Exercise prompt:
Count every line that holds the string "title", and report the number alone.

Dataset entries on figures:
====

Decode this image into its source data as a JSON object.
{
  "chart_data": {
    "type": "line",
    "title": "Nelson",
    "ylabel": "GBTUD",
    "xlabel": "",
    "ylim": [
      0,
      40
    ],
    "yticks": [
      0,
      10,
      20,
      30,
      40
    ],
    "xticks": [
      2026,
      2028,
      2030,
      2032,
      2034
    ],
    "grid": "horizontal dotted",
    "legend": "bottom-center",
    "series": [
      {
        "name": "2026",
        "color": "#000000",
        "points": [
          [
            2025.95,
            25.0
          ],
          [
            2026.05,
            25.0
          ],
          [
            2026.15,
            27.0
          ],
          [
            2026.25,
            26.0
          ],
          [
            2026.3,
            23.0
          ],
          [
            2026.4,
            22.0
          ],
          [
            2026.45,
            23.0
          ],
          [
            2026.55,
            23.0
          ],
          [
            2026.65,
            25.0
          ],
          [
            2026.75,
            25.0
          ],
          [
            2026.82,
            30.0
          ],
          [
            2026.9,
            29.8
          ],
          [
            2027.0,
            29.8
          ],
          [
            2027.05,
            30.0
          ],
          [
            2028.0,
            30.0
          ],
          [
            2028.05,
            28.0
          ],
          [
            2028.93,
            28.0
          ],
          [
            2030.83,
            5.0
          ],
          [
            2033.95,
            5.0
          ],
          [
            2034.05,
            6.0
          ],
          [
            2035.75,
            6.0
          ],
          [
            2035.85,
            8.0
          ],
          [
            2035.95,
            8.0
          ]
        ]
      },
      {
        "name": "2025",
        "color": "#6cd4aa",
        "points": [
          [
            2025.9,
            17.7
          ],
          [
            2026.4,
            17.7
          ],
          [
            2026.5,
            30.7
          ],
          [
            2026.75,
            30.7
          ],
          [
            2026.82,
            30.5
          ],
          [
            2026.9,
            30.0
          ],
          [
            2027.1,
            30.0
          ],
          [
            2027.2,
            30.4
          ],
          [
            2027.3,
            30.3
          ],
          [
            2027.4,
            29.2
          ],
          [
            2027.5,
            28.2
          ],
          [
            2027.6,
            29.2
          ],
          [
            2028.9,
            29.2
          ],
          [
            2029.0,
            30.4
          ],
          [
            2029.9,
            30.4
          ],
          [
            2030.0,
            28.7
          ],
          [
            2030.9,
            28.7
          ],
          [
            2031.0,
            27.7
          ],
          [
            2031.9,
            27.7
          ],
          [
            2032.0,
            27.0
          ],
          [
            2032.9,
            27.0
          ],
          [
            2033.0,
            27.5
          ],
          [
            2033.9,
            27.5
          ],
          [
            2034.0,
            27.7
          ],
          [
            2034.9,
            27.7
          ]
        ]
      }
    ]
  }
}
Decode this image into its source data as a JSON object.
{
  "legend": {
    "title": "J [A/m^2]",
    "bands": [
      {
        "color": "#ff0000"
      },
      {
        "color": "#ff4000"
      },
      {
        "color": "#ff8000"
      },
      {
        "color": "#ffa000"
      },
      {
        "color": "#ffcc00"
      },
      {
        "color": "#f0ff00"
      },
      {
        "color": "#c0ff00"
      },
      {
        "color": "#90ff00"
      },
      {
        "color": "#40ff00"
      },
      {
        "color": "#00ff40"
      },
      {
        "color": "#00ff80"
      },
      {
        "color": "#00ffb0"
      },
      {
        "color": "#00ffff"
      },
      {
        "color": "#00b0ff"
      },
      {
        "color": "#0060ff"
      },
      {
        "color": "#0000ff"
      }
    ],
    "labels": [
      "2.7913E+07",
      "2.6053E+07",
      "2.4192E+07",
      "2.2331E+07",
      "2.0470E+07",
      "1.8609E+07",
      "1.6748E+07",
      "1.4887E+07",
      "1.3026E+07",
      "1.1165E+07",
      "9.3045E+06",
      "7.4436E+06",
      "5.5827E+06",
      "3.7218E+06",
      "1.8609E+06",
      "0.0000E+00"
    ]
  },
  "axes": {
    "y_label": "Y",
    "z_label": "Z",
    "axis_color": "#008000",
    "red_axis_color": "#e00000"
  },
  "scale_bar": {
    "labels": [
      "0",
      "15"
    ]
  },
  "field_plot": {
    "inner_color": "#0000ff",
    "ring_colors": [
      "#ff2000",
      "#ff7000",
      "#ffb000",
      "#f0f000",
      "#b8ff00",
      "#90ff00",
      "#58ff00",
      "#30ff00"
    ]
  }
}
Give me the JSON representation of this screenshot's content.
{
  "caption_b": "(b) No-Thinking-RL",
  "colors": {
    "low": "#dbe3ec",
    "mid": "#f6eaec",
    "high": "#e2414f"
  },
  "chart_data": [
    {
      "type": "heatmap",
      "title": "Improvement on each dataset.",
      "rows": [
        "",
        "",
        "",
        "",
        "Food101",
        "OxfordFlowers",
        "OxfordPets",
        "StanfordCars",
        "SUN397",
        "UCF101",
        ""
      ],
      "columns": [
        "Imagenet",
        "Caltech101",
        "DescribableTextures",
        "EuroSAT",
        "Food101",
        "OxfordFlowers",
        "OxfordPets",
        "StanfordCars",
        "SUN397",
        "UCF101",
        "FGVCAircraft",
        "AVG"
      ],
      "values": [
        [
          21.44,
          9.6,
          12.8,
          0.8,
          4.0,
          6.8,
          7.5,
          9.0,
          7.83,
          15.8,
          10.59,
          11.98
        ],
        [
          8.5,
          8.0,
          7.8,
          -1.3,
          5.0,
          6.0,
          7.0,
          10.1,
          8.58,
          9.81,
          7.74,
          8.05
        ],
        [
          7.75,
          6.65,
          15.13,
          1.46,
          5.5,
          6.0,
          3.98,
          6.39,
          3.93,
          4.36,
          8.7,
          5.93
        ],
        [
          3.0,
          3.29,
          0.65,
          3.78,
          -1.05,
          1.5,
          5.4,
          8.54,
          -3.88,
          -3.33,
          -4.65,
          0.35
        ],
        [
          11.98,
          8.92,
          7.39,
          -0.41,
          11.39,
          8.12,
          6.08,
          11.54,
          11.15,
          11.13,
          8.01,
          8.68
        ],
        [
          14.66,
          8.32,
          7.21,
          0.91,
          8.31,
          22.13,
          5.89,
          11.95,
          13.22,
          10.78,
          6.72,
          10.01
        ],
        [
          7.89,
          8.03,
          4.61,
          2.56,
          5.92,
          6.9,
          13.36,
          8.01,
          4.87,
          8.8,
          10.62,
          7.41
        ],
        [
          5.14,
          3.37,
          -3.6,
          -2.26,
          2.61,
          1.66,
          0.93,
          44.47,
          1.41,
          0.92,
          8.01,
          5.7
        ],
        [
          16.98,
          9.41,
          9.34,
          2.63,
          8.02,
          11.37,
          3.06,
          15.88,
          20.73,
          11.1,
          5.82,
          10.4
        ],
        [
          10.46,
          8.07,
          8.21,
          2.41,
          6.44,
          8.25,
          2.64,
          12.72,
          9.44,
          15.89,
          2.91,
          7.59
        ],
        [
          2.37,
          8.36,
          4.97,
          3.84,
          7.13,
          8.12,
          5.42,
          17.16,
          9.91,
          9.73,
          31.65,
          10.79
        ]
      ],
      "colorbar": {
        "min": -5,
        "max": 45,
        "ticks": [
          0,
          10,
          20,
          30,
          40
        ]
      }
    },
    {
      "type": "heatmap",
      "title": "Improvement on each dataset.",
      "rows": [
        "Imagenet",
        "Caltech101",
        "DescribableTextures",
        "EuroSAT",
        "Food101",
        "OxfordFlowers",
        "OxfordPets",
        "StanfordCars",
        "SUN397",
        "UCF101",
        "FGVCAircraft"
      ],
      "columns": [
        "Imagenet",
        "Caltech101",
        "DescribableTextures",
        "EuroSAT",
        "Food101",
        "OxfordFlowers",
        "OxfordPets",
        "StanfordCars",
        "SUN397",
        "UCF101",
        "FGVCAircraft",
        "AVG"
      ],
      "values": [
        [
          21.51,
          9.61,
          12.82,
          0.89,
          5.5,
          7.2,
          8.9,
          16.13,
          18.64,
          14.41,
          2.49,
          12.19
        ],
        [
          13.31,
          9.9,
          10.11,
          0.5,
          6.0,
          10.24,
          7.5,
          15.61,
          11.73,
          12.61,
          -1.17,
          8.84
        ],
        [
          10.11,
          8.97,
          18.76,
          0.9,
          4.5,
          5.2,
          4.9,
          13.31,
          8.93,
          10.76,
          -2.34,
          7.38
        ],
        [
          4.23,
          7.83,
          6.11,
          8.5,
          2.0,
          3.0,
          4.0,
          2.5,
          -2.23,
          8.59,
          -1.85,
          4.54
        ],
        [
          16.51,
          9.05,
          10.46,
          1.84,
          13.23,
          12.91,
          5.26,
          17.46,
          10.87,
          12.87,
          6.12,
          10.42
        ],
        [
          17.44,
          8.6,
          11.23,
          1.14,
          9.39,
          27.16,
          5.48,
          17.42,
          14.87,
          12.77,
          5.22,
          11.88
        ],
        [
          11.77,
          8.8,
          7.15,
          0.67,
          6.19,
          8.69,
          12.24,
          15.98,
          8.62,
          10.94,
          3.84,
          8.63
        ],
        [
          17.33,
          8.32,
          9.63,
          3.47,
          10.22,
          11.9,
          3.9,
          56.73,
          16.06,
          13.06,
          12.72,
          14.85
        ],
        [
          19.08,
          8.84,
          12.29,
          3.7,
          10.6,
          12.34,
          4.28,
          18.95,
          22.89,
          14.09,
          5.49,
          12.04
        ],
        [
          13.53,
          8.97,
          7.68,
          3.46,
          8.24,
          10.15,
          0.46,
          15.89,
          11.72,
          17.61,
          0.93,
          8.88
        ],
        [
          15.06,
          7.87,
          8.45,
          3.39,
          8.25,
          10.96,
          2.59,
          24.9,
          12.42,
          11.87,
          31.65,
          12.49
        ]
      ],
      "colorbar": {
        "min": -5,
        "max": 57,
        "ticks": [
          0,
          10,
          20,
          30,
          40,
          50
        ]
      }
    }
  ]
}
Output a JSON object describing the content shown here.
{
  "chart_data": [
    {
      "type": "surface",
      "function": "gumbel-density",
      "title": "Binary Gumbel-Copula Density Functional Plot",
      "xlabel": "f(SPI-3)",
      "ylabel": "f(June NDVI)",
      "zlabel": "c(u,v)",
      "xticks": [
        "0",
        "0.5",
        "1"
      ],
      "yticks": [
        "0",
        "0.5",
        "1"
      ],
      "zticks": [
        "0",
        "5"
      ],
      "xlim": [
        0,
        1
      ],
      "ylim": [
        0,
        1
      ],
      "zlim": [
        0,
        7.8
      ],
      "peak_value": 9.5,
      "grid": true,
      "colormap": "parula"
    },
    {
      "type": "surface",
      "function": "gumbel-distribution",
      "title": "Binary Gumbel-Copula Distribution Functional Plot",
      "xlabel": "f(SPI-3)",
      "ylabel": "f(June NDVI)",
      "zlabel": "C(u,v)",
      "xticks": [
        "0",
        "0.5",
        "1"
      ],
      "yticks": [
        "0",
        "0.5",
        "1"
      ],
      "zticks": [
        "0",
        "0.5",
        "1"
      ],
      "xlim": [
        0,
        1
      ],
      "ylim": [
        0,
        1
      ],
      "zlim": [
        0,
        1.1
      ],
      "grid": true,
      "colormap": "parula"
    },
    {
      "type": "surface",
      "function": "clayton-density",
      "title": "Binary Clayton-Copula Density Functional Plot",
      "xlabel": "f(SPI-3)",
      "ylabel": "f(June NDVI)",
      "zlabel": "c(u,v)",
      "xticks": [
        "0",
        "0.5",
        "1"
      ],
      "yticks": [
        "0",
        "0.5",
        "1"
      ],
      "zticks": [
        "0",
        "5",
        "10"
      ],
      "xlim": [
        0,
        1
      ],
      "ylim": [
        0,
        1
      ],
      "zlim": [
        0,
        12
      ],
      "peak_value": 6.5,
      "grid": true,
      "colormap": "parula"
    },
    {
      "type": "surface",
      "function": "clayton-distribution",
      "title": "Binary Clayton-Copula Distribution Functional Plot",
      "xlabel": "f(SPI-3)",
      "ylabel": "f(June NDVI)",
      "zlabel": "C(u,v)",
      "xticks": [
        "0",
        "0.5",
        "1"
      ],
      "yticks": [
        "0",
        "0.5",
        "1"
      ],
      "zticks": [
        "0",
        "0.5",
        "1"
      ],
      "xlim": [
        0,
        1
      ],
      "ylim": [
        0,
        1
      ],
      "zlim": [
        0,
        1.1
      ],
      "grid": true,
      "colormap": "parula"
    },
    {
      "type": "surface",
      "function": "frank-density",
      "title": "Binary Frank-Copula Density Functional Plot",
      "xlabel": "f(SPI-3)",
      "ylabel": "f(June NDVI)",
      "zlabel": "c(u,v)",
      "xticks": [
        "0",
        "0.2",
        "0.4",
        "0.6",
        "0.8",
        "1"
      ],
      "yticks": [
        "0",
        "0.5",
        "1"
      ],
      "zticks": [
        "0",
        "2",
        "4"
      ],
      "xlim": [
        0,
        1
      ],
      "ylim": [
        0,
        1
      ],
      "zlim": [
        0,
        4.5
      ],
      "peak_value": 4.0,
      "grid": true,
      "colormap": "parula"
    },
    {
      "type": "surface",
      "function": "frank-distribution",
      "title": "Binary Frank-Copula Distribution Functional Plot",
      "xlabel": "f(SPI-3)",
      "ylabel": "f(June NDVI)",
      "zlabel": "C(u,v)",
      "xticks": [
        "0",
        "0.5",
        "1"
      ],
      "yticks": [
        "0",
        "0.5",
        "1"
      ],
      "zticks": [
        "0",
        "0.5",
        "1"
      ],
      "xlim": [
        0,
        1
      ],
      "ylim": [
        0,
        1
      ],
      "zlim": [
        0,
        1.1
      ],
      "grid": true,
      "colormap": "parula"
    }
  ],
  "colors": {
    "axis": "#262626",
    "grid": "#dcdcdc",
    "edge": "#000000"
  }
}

====

Final result:
10